▶ **What this exercise asks**
a) List every section heading in the passage on children's tech skills, in the order they appear.
b) From the passage on children's tech skills, output verbatim the part that opens with the words containing "Tech literacy is" and closes with "safely, and thoughtfully.".

▶ **Source extract**
— START —
Tech literacy is rising fast — alongside AI and cybersecurity

Employers also expect technology-related skills to grow rapidly, with AI and big data at the top of the fastest-growing skills, followed closely by networks and cybersecurity and technological literacy. The important nuance here is that “tech literacy” doesn’t mean turning every child into a programmer. It means helping them understand the digital world well enough to use it creatively, safely, and thoughtfully.

Resilience matters because the future is iterative

Right near the top, the report highlights resilience, flexibility and agility — because modern work is increasingly about learning, updating, and trying again. Kids who practice persistence and “debugging” their thinking are building a real career advantage — without ever needing to hear the phrase “career advantage.”

What this means at home: less pressure, more practice

If tech is becoming part of every job, then the goal isn’t to push children into one narrow path. The goal is to help them become confident learners in a digital world: children who can break problems into steps, stay calm when something doesn’t work, and create with technology instead of only consuming it.

That’s exactly why learning environments like AI, coding, and creative tech can be so powerful for children. Done the right way, they’re not “extra screen time.” They’re structured opportunities to practice analytical thinking, tech literacy, and resilience — the same skill trio the report keeps pointing to as future-proof.

Where Logiscool fits in

At Logiscool, we use AI, coding, and creative technology as a playful, age-appropriate way to build these transferable skills early — not because every child needs a tech job, but because every child will live and work in a tech-shaped world.

The future really is changing fast. You’re not imagining it. But the good news is: you don’t need to predict your child’s job title to prepare them. You just need to help them build the skills that help them thrive in any future.
— END —
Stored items
— START —
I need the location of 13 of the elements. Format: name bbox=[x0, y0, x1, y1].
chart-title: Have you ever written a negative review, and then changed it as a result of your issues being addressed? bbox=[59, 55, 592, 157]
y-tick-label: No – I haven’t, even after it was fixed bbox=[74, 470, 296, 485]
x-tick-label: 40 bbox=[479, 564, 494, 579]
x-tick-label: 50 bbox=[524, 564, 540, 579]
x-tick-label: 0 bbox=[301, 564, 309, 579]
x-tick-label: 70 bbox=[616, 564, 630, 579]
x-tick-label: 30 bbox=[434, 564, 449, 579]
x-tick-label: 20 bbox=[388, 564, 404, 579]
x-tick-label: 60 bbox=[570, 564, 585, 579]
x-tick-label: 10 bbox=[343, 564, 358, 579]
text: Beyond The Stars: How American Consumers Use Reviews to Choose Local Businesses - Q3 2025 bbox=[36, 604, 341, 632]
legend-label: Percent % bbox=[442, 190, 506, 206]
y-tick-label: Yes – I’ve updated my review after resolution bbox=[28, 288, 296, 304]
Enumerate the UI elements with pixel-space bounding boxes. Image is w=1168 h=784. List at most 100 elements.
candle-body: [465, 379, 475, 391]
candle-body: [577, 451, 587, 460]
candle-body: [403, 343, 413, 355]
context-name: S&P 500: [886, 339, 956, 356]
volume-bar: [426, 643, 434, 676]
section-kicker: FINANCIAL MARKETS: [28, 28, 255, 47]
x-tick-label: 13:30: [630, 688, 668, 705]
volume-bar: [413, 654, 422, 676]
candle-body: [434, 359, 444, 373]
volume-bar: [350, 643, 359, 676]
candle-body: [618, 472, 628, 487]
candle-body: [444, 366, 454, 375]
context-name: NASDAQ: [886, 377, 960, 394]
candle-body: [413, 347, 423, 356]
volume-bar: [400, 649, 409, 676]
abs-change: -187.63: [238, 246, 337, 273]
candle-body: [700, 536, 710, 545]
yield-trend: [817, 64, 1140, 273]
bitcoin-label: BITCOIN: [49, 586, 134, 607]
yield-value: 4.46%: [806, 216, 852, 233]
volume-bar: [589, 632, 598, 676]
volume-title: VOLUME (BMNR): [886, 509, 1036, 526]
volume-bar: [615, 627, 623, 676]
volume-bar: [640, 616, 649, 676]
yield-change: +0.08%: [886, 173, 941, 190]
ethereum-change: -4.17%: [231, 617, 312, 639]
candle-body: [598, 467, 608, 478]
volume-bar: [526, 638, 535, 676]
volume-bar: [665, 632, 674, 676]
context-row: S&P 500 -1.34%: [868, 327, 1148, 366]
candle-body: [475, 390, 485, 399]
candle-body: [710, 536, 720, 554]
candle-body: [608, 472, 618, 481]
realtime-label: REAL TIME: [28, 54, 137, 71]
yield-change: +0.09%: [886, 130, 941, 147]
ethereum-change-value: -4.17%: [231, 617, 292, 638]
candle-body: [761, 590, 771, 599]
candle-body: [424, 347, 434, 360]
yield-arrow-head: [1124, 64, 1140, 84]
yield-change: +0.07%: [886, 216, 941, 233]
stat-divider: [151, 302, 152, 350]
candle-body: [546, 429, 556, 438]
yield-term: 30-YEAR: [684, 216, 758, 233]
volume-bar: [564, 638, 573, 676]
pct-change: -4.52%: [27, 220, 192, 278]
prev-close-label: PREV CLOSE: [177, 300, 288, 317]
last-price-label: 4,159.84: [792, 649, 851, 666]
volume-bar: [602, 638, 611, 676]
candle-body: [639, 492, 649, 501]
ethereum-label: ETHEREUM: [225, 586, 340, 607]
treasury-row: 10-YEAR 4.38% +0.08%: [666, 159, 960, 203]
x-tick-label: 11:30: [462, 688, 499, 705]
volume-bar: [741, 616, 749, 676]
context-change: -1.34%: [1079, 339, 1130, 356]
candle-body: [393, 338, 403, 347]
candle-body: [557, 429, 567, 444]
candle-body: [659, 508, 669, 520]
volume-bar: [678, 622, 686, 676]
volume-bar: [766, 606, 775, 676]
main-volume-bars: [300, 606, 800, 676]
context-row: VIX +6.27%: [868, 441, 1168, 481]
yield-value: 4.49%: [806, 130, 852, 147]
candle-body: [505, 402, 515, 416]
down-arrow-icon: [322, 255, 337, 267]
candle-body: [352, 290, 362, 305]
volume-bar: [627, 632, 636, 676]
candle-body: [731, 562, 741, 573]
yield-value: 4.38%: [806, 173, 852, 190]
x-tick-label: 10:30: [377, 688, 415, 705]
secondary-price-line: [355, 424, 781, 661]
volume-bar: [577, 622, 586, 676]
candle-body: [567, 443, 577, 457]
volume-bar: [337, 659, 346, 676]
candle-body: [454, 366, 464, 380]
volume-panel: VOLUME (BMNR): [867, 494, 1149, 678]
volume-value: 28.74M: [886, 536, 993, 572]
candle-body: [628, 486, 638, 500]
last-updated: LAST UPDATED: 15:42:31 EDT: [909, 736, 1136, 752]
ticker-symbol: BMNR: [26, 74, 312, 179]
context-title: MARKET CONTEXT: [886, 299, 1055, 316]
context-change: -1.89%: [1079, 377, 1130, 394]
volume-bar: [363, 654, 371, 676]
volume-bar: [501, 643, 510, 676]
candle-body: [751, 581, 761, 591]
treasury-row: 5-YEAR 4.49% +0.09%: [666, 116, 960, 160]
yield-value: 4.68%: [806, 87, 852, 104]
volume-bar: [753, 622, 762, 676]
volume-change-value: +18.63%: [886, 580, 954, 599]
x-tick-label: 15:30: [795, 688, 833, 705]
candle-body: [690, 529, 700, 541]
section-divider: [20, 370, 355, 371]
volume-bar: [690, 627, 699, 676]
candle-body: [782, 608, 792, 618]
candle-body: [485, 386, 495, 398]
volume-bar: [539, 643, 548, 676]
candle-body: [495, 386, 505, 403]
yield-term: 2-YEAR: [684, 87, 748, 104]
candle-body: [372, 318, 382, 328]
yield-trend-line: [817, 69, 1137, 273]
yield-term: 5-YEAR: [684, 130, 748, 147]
— END —
▶ **Responses in order**
a)
Tech literacy is rising fast — alongside AI and cybersecurity
Resilience matters because the future is iterative
What this means at home: less pressure, more practice
Where Logiscool fits in

b)
Tech literacy is rising fast — alongside AI and cybersecurity

Employers also expect technology-related skills to grow rapidly, with AI and big data at the top of the fastest-growing skills, followed closely by networks and cybersecurity and technological literacy. The important nuance here is that “tech literacy” doesn’t mean turning every child into a programmer. It means helping them understand the digital world well enough to use it creatively, safely, and thoughtfully.